### Stated problem
Using the entries that follow, collect the lines where the word "notre" appears.

○ ○ ○ ○ ○ ○ ○

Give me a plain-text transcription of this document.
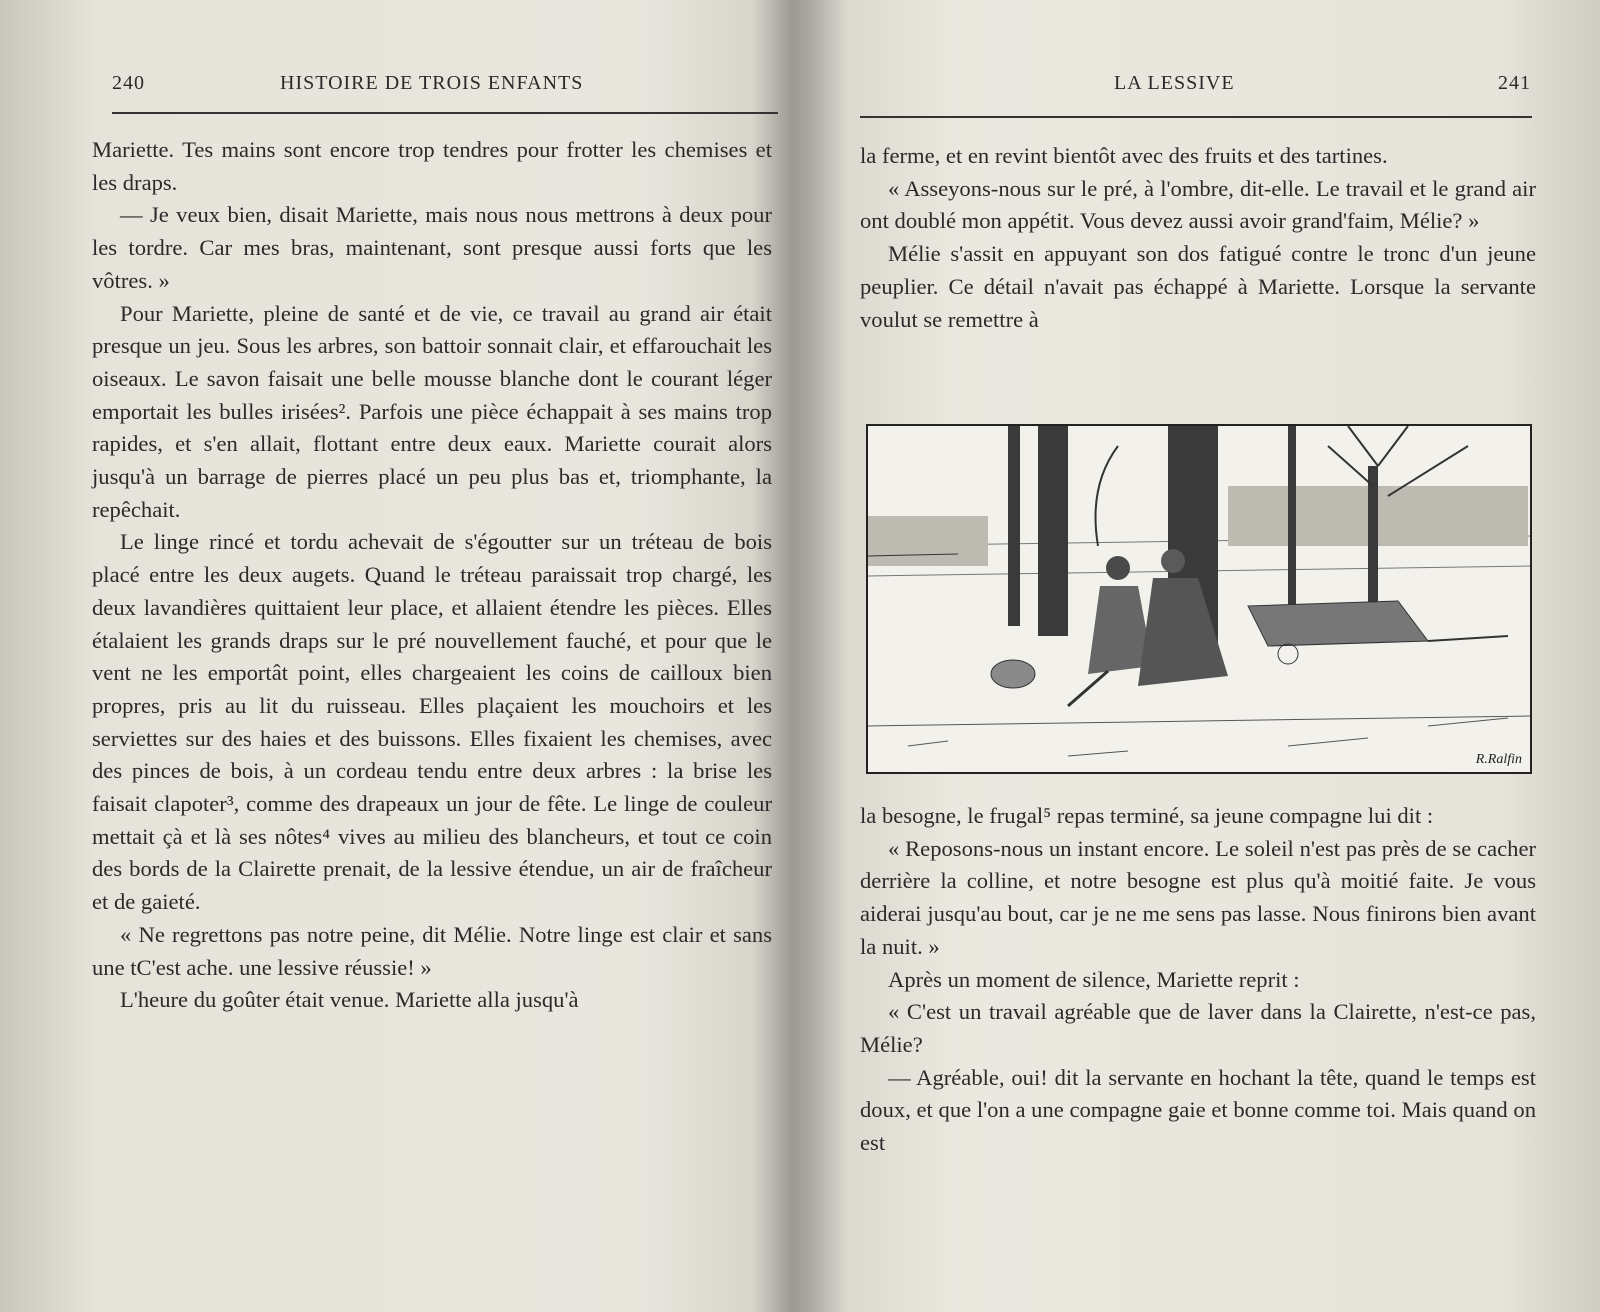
240	HISTOIRE DE TROIS ENFANTS

Mariette. Tes mains sont encore trop tendres pour frotter les chemises et les draps.

— Je veux bien, disait Mariette, mais nous nous mettrons à deux pour les tordre. Car mes bras, maintenant, sont presque aussi forts que les vôtres. »

Pour Mariette, pleine de santé et de vie, ce travail au grand air était presque un jeu. Sous les arbres, son battoir sonnait clair, et effarouchait les oiseaux. Le savon faisait une belle mousse blanche dont le courant léger emportait les bulles irisées². Parfois une pièce échappait à ses mains trop rapides, et s'en allait, flottant entre deux eaux. Mariette courait alors jusqu'à un barrage de pierres placé un peu plus bas et, triomphante, la repêchait.

Le linge rincé et tordu achevait de s'égoutter sur un tréteau de bois placé entre les deux augets. Quand le tréteau paraissait trop chargé, les deux lavandières quittaient leur place, et allaient étendre les pièces. Elles étalaient les grands draps sur le pré nouvellement fauché, et pour que le vent ne les emportât point, elles chargeaient les coins de cailloux bien propres, pris au lit du ruisseau. Elles plaçaient les mouchoirs et les serviettes sur des haies et des buissons. Elles fixaient les chemises, avec des pinces de bois, à un cordeau tendu entre deux arbres : la brise les faisait clapoter³, comme des drapeaux un jour de fête. Le linge de couleur mettait çà et là ses nôtes⁴ vives au milieu des blancheurs, et tout ce coin des bords de la Clairette prenait, de la lessive étendue, un air de fraîcheur et de gaieté.

« Ne regrettons pas notre peine, dit Mélie. Notre linge est clair et sans une tC'est ache. une lessive réussie! »

L'heure du goûter était venue. Mariette alla jusqu'à

LA LESSIVE	241

la ferme, et en revint bientôt avec des fruits et des tartines.

« Asseyons-nous sur le pré, à l'ombre, dit-elle. Le travail et le grand air ont doublé mon appétit. Vous devez aussi avoir grand'faim, Mélie? »

Mélie s'assit en appuyant son dos fatigué contre le tronc d'un jeune peuplier. Ce détail n'avait pas échappé à Mariette. Lorsque la servante voulut se remettre à

la besogne, le frugal⁵ repas terminé, sa jeune compagne lui dit :

« Reposons-nous un instant encore. Le soleil n'est pas près de se cacher derrière la colline, et notre besogne est plus qu'à moitié faite. Je vous aiderai jusqu'au bout, car je ne me sens pas lasse. Nous finirons bien avant la nuit. »

Après un moment de silence, Mariette reprit :

« C'est un travail agréable que de laver dans la Clairette, n'est-ce pas, Mélie?

— Agréable, oui! dit la servante en hochant la tête, quand le temps est doux, et que l'on a une compagne gaie et bonne comme toi. Mais quand on est

R.Ralfin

○ ○ ○ ○ ○ ○ ○

### Result below
« Ne regrettons pas notre peine, dit Mélie. Notre linge est clair et sans une tC'est ache. une lessive réussie! »
« Reposons-nous un instant encore. Le soleil n'est pas près de se cacher derrière la colline, et notre besogne est plus qu'à moitié faite. Je vous aiderai jusqu'au bout, car je ne me sens pas lasse. Nous finirons bien avant la nuit. »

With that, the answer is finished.